● AIM OF THE EXERCISE:
Copy out the records precisely, omitting pictures.
— Begin —
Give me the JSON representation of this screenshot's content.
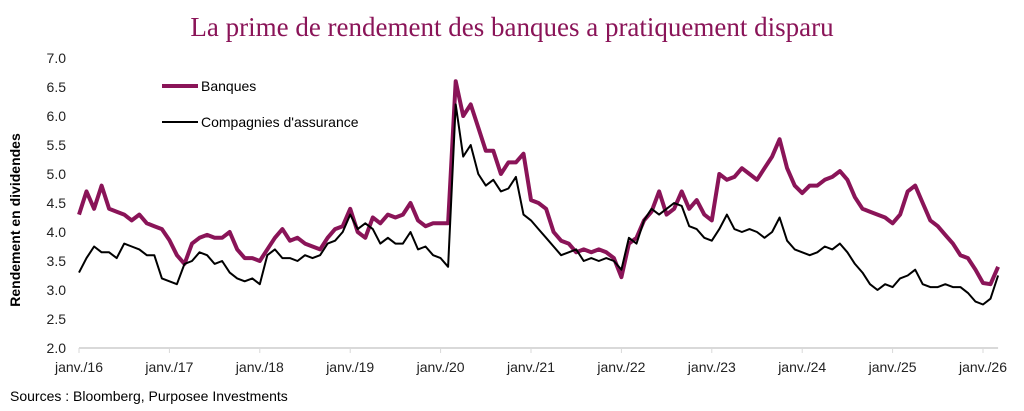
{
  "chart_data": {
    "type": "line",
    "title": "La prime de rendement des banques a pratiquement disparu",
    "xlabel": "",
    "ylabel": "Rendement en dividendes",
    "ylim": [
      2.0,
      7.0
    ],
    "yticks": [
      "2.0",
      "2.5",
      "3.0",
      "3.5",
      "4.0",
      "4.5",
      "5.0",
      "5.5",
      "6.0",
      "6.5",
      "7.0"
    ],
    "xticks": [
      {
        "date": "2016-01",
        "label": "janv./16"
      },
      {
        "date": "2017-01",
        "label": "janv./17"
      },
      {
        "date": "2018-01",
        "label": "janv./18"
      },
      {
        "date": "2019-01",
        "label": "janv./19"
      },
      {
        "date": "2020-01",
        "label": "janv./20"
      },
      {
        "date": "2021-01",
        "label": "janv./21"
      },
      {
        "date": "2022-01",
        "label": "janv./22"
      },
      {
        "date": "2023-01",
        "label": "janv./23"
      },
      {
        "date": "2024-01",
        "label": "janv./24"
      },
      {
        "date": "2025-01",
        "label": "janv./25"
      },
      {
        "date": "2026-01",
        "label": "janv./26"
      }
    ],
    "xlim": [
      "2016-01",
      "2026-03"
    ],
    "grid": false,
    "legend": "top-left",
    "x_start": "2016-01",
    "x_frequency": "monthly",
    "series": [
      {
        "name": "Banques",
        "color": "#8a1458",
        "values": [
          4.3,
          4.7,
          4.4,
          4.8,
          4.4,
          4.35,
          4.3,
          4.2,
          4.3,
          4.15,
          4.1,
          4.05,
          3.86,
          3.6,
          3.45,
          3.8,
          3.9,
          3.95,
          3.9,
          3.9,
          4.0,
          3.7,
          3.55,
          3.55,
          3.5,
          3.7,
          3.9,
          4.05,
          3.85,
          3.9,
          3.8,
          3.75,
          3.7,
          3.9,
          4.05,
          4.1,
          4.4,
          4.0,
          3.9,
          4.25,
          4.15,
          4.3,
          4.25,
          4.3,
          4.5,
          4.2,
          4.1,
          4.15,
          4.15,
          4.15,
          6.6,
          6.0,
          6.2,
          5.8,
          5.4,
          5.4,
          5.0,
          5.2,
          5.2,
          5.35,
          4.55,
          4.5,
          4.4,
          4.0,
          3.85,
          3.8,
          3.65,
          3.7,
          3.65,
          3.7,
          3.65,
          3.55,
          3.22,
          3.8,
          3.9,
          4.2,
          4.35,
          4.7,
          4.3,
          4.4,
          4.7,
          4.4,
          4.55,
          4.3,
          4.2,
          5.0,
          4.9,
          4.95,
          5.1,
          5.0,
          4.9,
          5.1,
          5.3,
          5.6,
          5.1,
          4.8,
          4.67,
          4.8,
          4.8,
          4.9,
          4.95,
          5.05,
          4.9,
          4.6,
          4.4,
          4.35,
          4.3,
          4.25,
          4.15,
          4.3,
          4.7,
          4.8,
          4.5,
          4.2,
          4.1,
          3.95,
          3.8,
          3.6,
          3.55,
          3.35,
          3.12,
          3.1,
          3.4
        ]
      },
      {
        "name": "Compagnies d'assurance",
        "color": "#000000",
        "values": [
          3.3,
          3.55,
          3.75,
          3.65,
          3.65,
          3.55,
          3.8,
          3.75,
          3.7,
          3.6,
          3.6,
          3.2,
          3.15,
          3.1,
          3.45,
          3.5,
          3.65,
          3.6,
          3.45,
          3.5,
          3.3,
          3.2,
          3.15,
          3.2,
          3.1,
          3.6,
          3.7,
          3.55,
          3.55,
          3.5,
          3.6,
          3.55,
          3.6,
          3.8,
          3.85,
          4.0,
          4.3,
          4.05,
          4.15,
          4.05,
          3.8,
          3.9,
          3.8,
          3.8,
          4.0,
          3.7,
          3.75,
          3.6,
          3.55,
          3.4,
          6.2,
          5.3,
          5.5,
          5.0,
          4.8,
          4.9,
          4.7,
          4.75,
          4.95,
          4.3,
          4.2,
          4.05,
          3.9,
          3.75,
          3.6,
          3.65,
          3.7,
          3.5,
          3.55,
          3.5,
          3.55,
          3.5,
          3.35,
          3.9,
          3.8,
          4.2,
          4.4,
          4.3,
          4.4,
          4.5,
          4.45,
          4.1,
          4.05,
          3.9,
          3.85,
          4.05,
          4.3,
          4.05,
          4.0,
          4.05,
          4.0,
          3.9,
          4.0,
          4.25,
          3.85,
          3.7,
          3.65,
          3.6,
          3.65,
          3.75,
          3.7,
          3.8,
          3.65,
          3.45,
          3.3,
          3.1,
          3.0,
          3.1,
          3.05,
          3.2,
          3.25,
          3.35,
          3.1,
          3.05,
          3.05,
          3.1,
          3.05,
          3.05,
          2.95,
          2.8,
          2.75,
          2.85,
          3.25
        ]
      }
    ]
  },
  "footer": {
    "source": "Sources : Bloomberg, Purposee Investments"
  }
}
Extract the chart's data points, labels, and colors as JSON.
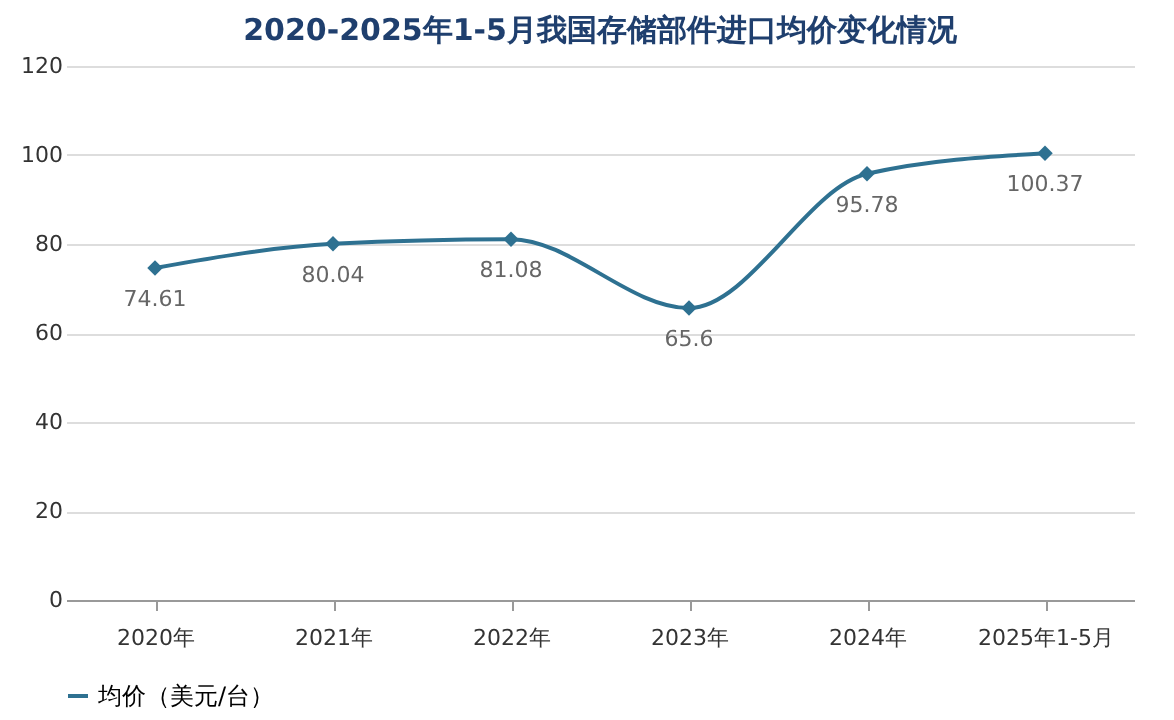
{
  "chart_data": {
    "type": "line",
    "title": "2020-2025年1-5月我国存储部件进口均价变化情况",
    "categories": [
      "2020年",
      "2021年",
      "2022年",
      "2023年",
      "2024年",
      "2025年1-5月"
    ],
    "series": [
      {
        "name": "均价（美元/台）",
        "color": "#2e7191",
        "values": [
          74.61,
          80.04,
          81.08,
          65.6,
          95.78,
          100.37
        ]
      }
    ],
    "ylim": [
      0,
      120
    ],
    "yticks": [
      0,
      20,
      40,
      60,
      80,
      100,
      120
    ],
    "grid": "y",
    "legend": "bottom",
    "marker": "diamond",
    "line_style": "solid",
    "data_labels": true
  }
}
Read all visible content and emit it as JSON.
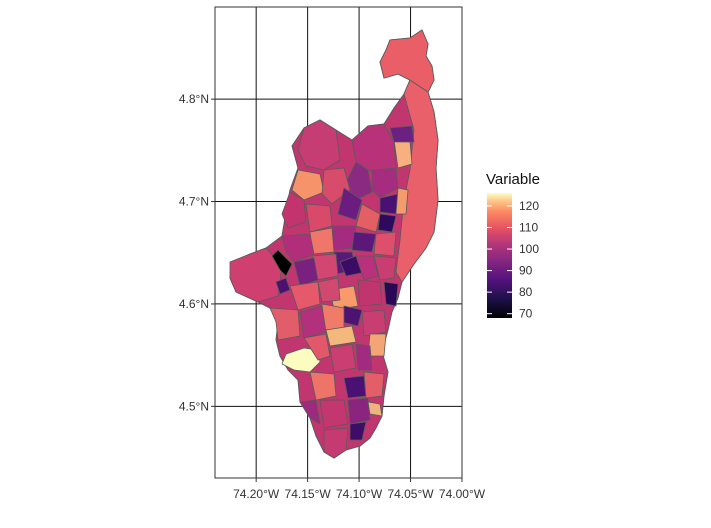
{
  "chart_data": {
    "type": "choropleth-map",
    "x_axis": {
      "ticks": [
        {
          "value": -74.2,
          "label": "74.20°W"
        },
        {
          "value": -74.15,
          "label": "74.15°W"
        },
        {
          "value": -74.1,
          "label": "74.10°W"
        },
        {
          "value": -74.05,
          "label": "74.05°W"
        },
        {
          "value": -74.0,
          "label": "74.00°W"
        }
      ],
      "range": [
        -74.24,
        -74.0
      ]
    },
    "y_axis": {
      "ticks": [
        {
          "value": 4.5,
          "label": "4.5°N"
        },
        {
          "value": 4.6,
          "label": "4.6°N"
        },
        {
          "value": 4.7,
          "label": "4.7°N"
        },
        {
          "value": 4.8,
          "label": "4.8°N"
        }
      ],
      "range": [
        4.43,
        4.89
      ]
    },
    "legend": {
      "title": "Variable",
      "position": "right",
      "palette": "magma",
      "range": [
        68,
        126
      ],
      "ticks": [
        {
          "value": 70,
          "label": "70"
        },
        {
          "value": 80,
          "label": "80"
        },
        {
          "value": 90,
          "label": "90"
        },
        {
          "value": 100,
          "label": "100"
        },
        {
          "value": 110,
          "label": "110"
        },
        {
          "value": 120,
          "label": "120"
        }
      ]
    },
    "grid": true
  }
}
— End —
● EXERCISE RESPONSE:
Give me the JSON representation of this screenshot's content.
{
  "chart_data": {
    "type": "line",
    "title": "La prime de rendement des banques a pratiquement disparu",
    "xlabel": "",
    "ylabel": "Rendement en dividendes",
    "ylim": [
      2.0,
      7.0
    ],
    "yticks": [
      "2.0",
      "2.5",
      "3.0",
      "3.5",
      "4.0",
      "4.5",
      "5.0",
      "5.5",
      "6.0",
      "6.5",
      "7.0"
    ],
    "xticks": [
      {
        "date": "2016-01",
        "label": "janv./16"
      },
      {
        "date": "2017-01",
        "label": "janv./17"
      },
      {
        "date": "2018-01",
        "label": "janv./18"
      },
      {
        "date": "2019-01",
        "label": "janv./19"
      },
      {
        "date": "2020-01",
        "label": "janv./20"
      },
      {
        "date": "2021-01",
        "label": "janv./21"
      },
      {
        "date": "2022-01",
        "label": "janv./22"
      },
      {
        "date": "2023-01",
        "label": "janv./23"
      },
      {
        "date": "2024-01",
        "label": "janv./24"
      },
      {
        "date": "2025-01",
        "label": "janv./25"
      },
      {
        "date": "2026-01",
        "label": "janv./26"
      }
    ],
    "xlim": [
      "2016-01",
      "2026-03"
    ],
    "grid": false,
    "legend": "top-left",
    "x_start": "2016-01",
    "x_frequency": "monthly",
    "series": [
      {
        "name": "Banques",
        "color": "#8a1458",
        "values": [
          4.3,
          4.7,
          4.4,
          4.8,
          4.4,
          4.35,
          4.3,
          4.2,
          4.3,
          4.15,
          4.1,
          4.05,
          3.86,
          3.6,
          3.45,
          3.8,
          3.9,
          3.95,
          3.9,
          3.9,
          4.0,
          3.7,
          3.55,
          3.55,
          3.5,
          3.7,
          3.9,
          4.05,
          3.85,
          3.9,
          3.8,
          3.75,
          3.7,
          3.9,
          4.05,
          4.1,
          4.4,
          4.0,
          3.9,
          4.25,
          4.15,
          4.3,
          4.25,
          4.3,
          4.5,
          4.2,
          4.1,
          4.15,
          4.15,
          4.15,
          6.6,
          6.0,
          6.2,
          5.8,
          5.4,
          5.4,
          5.0,
          5.2,
          5.2,
          5.35,
          4.55,
          4.5,
          4.4,
          4.0,
          3.85,
          3.8,
          3.65,
          3.7,
          3.65,
          3.7,
          3.65,
          3.55,
          3.22,
          3.8,
          3.9,
          4.2,
          4.35,
          4.7,
          4.3,
          4.4,
          4.7,
          4.4,
          4.55,
          4.3,
          4.2,
          5.0,
          4.9,
          4.95,
          5.1,
          5.0,
          4.9,
          5.1,
          5.3,
          5.6,
          5.1,
          4.8,
          4.67,
          4.8,
          4.8,
          4.9,
          4.95,
          5.05,
          4.9,
          4.6,
          4.4,
          4.35,
          4.3,
          4.25,
          4.15,
          4.3,
          4.7,
          4.8,
          4.5,
          4.2,
          4.1,
          3.95,
          3.8,
          3.6,
          3.55,
          3.35,
          3.12,
          3.1,
          3.4
        ]
      },
      {
        "name": "Compagnies d'assurance",
        "color": "#000000",
        "values": [
          3.3,
          3.55,
          3.75,
          3.65,
          3.65,
          3.55,
          3.8,
          3.75,
          3.7,
          3.6,
          3.6,
          3.2,
          3.15,
          3.1,
          3.45,
          3.5,
          3.65,
          3.6,
          3.45,
          3.5,
          3.3,
          3.2,
          3.15,
          3.2,
          3.1,
          3.6,
          3.7,
          3.55,
          3.55,
          3.5,
          3.6,
          3.55,
          3.6,
          3.8,
          3.85,
          4.0,
          4.3,
          4.05,
          4.15,
          4.05,
          3.8,
          3.9,
          3.8,
          3.8,
          4.0,
          3.7,
          3.75,
          3.6,
          3.55,
          3.4,
          6.2,
          5.3,
          5.5,
          5.0,
          4.8,
          4.9,
          4.7,
          4.75,
          4.95,
          4.3,
          4.2,
          4.05,
          3.9,
          3.75,
          3.6,
          3.65,
          3.7,
          3.5,
          3.55,
          3.5,
          3.55,
          3.5,
          3.35,
          3.9,
          3.8,
          4.2,
          4.4,
          4.3,
          4.4,
          4.5,
          4.45,
          4.1,
          4.05,
          3.9,
          3.85,
          4.05,
          4.3,
          4.05,
          4.0,
          4.05,
          4.0,
          3.9,
          4.0,
          4.25,
          3.85,
          3.7,
          3.65,
          3.6,
          3.65,
          3.75,
          3.7,
          3.8,
          3.65,
          3.45,
          3.3,
          3.1,
          3.0,
          3.1,
          3.05,
          3.2,
          3.25,
          3.35,
          3.1,
          3.05,
          3.05,
          3.1,
          3.05,
          3.05,
          2.95,
          2.8,
          2.75,
          2.85,
          3.25
        ]
      }
    ]
  },
  "footer": {
    "source": "Sources : Bloomberg, Purposee Investments"
  }
}
Extract the chart's data points, labels, and colors as JSON.
{
  "chart_data": {
    "type": "line",
    "title": "2020-2025年1-5月我国存储部件进口均价变化情况",
    "categories": [
      "2020年",
      "2021年",
      "2022年",
      "2023年",
      "2024年",
      "2025年1-5月"
    ],
    "series": [
      {
        "name": "均价（美元/台）",
        "color": "#2e7191",
        "values": [
          74.61,
          80.04,
          81.08,
          65.6,
          95.78,
          100.37
        ]
      }
    ],
    "ylim": [
      0,
      120
    ],
    "yticks": [
      0,
      20,
      40,
      60,
      80,
      100,
      120
    ],
    "grid": "y",
    "legend": "bottom",
    "marker": "diamond",
    "line_style": "solid",
    "data_labels": true
  }
}
Read all visible content and emit it as JSON.
{
  "chart_data": {
    "type": "choropleth-map",
    "x_axis": {
      "ticks": [
        {
          "value": -74.2,
          "label": "74.20°W"
        },
        {
          "value": -74.15,
          "label": "74.15°W"
        },
        {
          "value": -74.1,
          "label": "74.10°W"
        },
        {
          "value": -74.05,
          "label": "74.05°W"
        },
        {
          "value": -74.0,
          "label": "74.00°W"
        }
      ],
      "range": [
        -74.24,
        -74.0
      ]
    },
    "y_axis": {
      "ticks": [
        {
          "value": 4.5,
          "label": "4.5°N"
        },
        {
          "value": 4.6,
          "label": "4.6°N"
        },
        {
          "value": 4.7,
          "label": "4.7°N"
        },
        {
          "value": 4.8,
          "label": "4.8°N"
        }
      ],
      "range": [
        4.43,
        4.89
      ]
    },
    "legend": {
      "title": "Variable",
      "position": "right",
      "palette": "magma",
      "range": [
        68,
        126
      ],
      "ticks": [
        {
          "value": 70,
          "label": "70"
        },
        {
          "value": 80,
          "label": "80"
        },
        {
          "value": 90,
          "label": "90"
        },
        {
          "value": 100,
          "label": "100"
        },
        {
          "value": 110,
          "label": "110"
        },
        {
          "value": 120,
          "label": "120"
        }
      ]
    },
    "grid": true
  }
}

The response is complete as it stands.